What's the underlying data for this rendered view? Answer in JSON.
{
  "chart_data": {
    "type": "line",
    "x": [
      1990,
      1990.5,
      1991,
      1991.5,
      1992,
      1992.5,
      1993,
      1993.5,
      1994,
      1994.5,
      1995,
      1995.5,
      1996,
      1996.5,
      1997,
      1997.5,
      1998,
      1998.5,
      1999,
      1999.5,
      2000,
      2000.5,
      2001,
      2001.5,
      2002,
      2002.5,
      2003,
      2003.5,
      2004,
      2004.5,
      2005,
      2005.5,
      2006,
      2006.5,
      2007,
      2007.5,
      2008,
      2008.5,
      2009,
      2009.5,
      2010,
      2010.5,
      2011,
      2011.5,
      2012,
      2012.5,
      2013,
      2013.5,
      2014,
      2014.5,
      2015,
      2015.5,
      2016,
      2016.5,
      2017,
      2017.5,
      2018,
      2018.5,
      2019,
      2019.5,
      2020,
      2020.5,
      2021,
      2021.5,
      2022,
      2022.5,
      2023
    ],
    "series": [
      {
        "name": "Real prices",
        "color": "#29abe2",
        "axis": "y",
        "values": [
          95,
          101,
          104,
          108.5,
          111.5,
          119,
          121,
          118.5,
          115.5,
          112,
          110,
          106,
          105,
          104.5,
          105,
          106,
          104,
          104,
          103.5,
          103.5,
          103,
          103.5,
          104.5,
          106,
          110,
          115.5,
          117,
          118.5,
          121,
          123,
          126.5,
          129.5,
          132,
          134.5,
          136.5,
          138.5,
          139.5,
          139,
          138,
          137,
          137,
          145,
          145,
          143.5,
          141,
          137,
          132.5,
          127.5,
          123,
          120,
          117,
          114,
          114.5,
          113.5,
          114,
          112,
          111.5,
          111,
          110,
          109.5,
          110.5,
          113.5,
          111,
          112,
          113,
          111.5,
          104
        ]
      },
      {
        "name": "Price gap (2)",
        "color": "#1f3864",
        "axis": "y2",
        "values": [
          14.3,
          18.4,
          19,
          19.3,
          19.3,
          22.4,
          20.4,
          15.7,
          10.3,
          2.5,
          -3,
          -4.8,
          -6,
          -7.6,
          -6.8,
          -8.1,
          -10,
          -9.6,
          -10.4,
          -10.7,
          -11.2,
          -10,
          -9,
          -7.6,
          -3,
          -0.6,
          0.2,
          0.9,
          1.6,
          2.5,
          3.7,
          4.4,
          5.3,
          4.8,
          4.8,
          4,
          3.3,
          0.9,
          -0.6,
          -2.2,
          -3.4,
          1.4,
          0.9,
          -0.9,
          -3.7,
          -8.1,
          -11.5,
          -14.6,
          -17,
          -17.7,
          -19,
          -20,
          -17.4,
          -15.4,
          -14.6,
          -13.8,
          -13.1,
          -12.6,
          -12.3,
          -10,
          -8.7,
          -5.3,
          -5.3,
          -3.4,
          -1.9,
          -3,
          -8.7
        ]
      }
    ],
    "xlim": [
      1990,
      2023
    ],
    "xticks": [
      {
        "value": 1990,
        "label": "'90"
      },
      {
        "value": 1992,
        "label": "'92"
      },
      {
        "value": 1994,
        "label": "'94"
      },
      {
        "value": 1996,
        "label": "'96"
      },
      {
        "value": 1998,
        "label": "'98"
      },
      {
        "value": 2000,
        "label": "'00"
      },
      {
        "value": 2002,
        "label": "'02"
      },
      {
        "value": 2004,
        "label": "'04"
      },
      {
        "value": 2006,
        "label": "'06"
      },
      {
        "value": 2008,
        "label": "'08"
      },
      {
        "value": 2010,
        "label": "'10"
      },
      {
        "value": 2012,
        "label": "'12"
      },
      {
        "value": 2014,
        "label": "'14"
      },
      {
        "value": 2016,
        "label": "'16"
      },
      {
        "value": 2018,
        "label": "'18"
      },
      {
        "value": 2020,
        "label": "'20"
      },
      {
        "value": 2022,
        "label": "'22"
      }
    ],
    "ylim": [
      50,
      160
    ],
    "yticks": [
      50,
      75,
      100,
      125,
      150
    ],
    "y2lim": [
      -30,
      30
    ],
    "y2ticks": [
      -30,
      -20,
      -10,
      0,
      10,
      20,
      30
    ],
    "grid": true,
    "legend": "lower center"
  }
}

___

### Exercise
Repeat the material above in full, quoting it exactly.

### Solution
What's the underlying data for this rendered view? Answer in JSON.
{
  "chart_data": {
    "type": "line",
    "x": [
      1990,
      1990.5,
      1991,
      1991.5,
      1992,
      1992.5,
      1993,
      1993.5,
      1994,
      1994.5,
      1995,
      1995.5,
      1996,
      1996.5,
      1997,
      1997.5,
      1998,
      1998.5,
      1999,
      1999.5,
      2000,
      2000.5,
      2001,
      2001.5,
      2002,
      2002.5,
      2003,
      2003.5,
      2004,
      2004.5,
      2005,
      2005.5,
      2006,
      2006.5,
      2007,
      2007.5,
      2008,
      2008.5,
      2009,
      2009.5,
      2010,
      2010.5,
      2011,
      2011.5,
      2012,
      2012.5,
      2013,
      2013.5,
      2014,
      2014.5,
      2015,
      2015.5,
      2016,
      2016.5,
      2017,
      2017.5,
      2018,
      2018.5,
      2019,
      2019.5,
      2020,
      2020.5,
      2021,
      2021.5,
      2022,
      2022.5,
      2023
    ],
    "series": [
      {
        "name": "Real prices",
        "color": "#29abe2",
        "axis": "y",
        "values": [
          95,
          101,
          104,
          108.5,
          111.5,
          119,
          121,
          118.5,
          115.5,
          112,
          110,
          106,
          105,
          104.5,
          105,
          106,
          104,
          104,
          103.5,
          103.5,
          103,
          103.5,
          104.5,
          106,
          110,
          115.5,
          117,
          118.5,
          121,
          123,
          126.5,
          129.5,
          132,
          134.5,
          136.5,
          138.5,
          139.5,
          139,
          138,
          137,
          137,
          145,
          145,
          143.5,
          141,
          137,
          132.5,
          127.5,
          123,
          120,
          117,
          114,
          114.5,
          113.5,
          114,
          112,
          111.5,
          111,
          110,
          109.5,
          110.5,
          113.5,
          111,
          112,
          113,
          111.5,
          104
        ]
      },
      {
        "name": "Price gap (2)",
        "color": "#1f3864",
        "axis": "y2",
        "values": [
          14.3,
          18.4,
          19,
          19.3,
          19.3,
          22.4,
          20.4,
          15.7,
          10.3,
          2.5,
          -3,
          -4.8,
          -6,
          -7.6,
          -6.8,
          -8.1,
          -10,
          -9.6,
          -10.4,
          -10.7,
          -11.2,
          -10,
          -9,
          -7.6,
          -3,
          -0.6,
          0.2,
          0.9,
          1.6,
          2.5,
          3.7,
          4.4,
          5.3,
          4.8,
          4.8,
          4,
          3.3,
          0.9,
          -0.6,
          -2.2,
          -3.4,
          1.4,
          0.9,
          -0.9,
          -3.7,
          -8.1,
          -11.5,
          -14.6,
          -17,
          -17.7,
          -19,
          -20,
          -17.4,
          -15.4,
          -14.6,
          -13.8,
          -13.1,
          -12.6,
          -12.3,
          -10,
          -8.7,
          -5.3,
          -5.3,
          -3.4,
          -1.9,
          -3,
          -8.7
        ]
      }
    ],
    "xlim": [
      1990,
      2023
    ],
    "xticks": [
      {
        "value": 1990,
        "label": "'90"
      },
      {
        "value": 1992,
        "label": "'92"
      },
      {
        "value": 1994,
        "label": "'94"
      },
      {
        "value": 1996,
        "label": "'96"
      },
      {
        "value": 1998,
        "label": "'98"
      },
      {
        "value": 2000,
        "label": "'00"
      },
      {
        "value": 2002,
        "label": "'02"
      },
      {
        "value": 2004,
        "label": "'04"
      },
      {
        "value": 2006,
        "label": "'06"
      },
      {
        "value": 2008,
        "label": "'08"
      },
      {
        "value": 2010,
        "label": "'10"
      },
      {
        "value": 2012,
        "label": "'12"
      },
      {
        "value": 2014,
        "label": "'14"
      },
      {
        "value": 2016,
        "label": "'16"
      },
      {
        "value": 2018,
        "label": "'18"
      },
      {
        "value": 2020,
        "label": "'20"
      },
      {
        "value": 2022,
        "label": "'22"
      }
    ],
    "ylim": [
      50,
      160
    ],
    "yticks": [
      50,
      75,
      100,
      125,
      150
    ],
    "y2lim": [
      -30,
      30
    ],
    "y2ticks": [
      -30,
      -20,
      -10,
      0,
      10,
      20,
      30
    ],
    "grid": true,
    "legend": "lower center"
  }
}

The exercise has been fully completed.